→ **EXERCISE DIRECTIONS**: Tell how many lines have the string "interests" in them, and write nothing besides the number.

→ **WORKING DATA**:
==*==

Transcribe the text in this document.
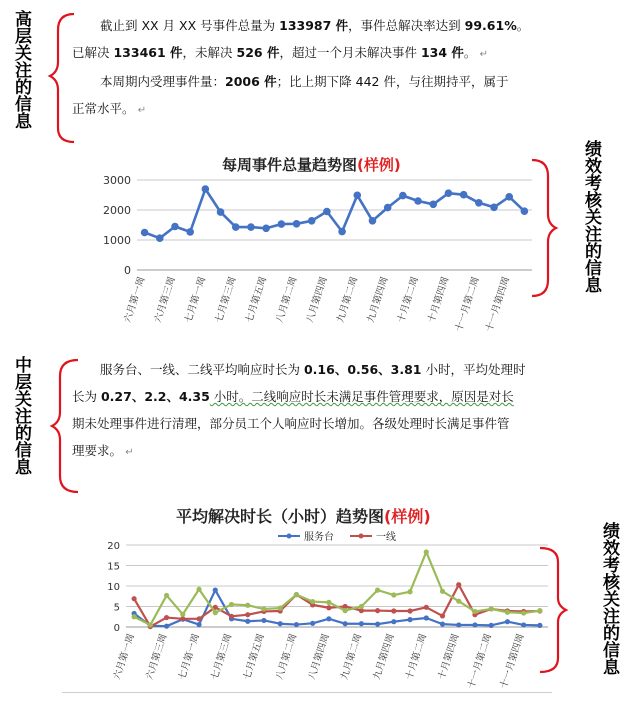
高层关注的信息
中层关注的信息
绩效考核关注的信息
绩效考核关注的信息
截止到 XX 月 XX 号事件总量为 133987 件，事件总解决率达到 99.61%。
已解决 133461 件，未解决 526 件，超过一个月未解决事件 134 件。 ↵
本周期内受理事件量：2006 件；比上期下降 442 件，与往期持平，属于
正常水平。 ↵
每周事件总量趋势图(样例)
0
1000
2000
3000
六月第一周 六月第三周 七月第一周 七月第三周 七月第五周 八月第二周 八月第四周 九月第二周 九月第四周 十月第二周 十月第四周 十一月第二周 十一月第四周
服务台、一线、二线平均响应时长为 0.16、0.56、3.81 小时，平均处理时
长为 0.27、2.2、4.35 小时。二线响应时长未满足事件管理要求，原因是对长
期未处理事件进行清理，部分员工个人响应时长增加。各级处理时长满足事件管
理要求。 ↵
平均解决时长（小时）趋势图(样例)
0
5
10
15
20
六月第一周 六月第三周 七月第一周 七月第三周 七月第五周 八月第二周 八月第四周 九月第二周 九月第四周 十月第二周 十月第四周 十一月第二周 十一月第四周
服务台	一线
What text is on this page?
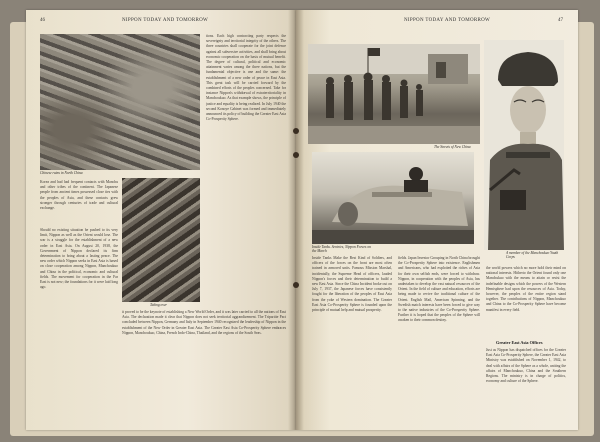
46	NIPPON TODAY AND TOMORROW
Chinese ruins in North China

Korea and had had frequent contacts with Manchu and other tribes of the continent. The Japanese people from ancient times possessed close ties with the peoples of Asia, and these contacts grew stronger through centuries of trade and cultural exchange.

Taking over

Should no existing situation be pushed to its very limit, Nippon as well as the Orient would lose. The war is a struggle for the establishment of a new order in East Asia. On August 20, 1938, the Government of Nippon declared its firm determination to bring about a lasting peace. The new order which Nippon seeks in East Asia is based on close cooperation among Nippon, Manchoukuo and China in the political, economic and cultural fields. The movement for cooperation in the Far East is not new; the foundations for it were laid long ago.

tions. Each high contracting party respects the sovereignty and territorial integrity of the others. The three countries shall cooperate for the joint defence against all subversive activities, and shall bring about economic cooperation on the basis of mutual benefit. The degree of cultural, political and economic attainment varies among the three nations, but the fundamental objective is one and the same: the establishment of a new order of peace in East Asia. This great task will be carried forward by the combined efforts of the peoples concerned. Take for instance Nippon's withdrawal of extraterritoriality in Manchoukuo. As that example shows, the principle of justice and equality is being realized. In July 1940 the second Konoye Cabinet was formed and immediately announced its policy of building the Greater East Asia Co-Prosperity Sphere.

it proved to be the keynote of establishing a New World Order, and it was later carried to all the nations of East Asia. The declaration made it clear that Nippon does not seek territorial aggrandizement. The Tripartite Pact concluded between Nippon, Germany and Italy in September 1940 recognized the leadership of Nippon in the establishment of the New Order in Greater East Asia. The Greater East Asia Co-Prosperity Sphere embraces Nippon, Manchoukuo, China, French Indo-China, Thailand, and the regions of the South Seas.

NIPPON TODAY AND TOMORROW	47
The Streets of New China
Inside Tanks. Sentries, Nippon Forces on the March
A member of the Manchoukuo Youth Corps

Inside Tanks Make the Best Kind of Soldiers, and officers of the forces on the front are most often trained in armored units. Famous Mission Marshal, incidentally, the Supreme Head of officers, lauded Nippon's forces and their determination to build a new East Asia. Since the China Incident broke out on July 7, 1937, the Japanese forces have consistently fought for the liberation of the peoples of East Asia from the yoke of Western domination. The Greater East Asia Co-Prosperity Sphere is founded upon the principle of mutual help and mutual prosperity.

fields. Japan Investor Grouping in North China brought the Co-Prosperity Sphere into existence. Englishmen and Americans, who had exploited the riches of Asia for their own selfish ends, were forced to withdraw. Nippon, in cooperation with the peoples of Asia, has undertaken to develop the vast natural resources of the Orient. In the field of culture and education, efforts are being made to revive the traditional culture of the Orient. English Mail, American Spinning, and the Swedish match interests have been forced to give way to the native industries of the Co-Prosperity Sphere. Further it is hoped that the peoples of the Sphere will awaken to their common destiny.

the world powers which no more hold their mind on national interests. Hitherto the Orient found only one Manchukuo with the means to attain or resist the indefinable designs which the powers of the Western Hemisphere had upon the resources of Asia. Today, however, the peoples of the entire region stand together. The contributions of Nippon, Manchoukuo and China to the Co-Prosperity Sphere have become manifest in every field.

Greater East Asia Offices

Just as Nippon has dispatched offices for the Greater East Asia Co-Prosperity Sphere, the Greater East Asia Ministry was established on November 1, 1942, to deal with affairs of the Sphere as a whole, uniting the affairs of Manchoukuo, China and the Southern Regions. The ministry is in charge of politics, economy and culture of the Sphere.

==*==

→ **SOLUTION**: 2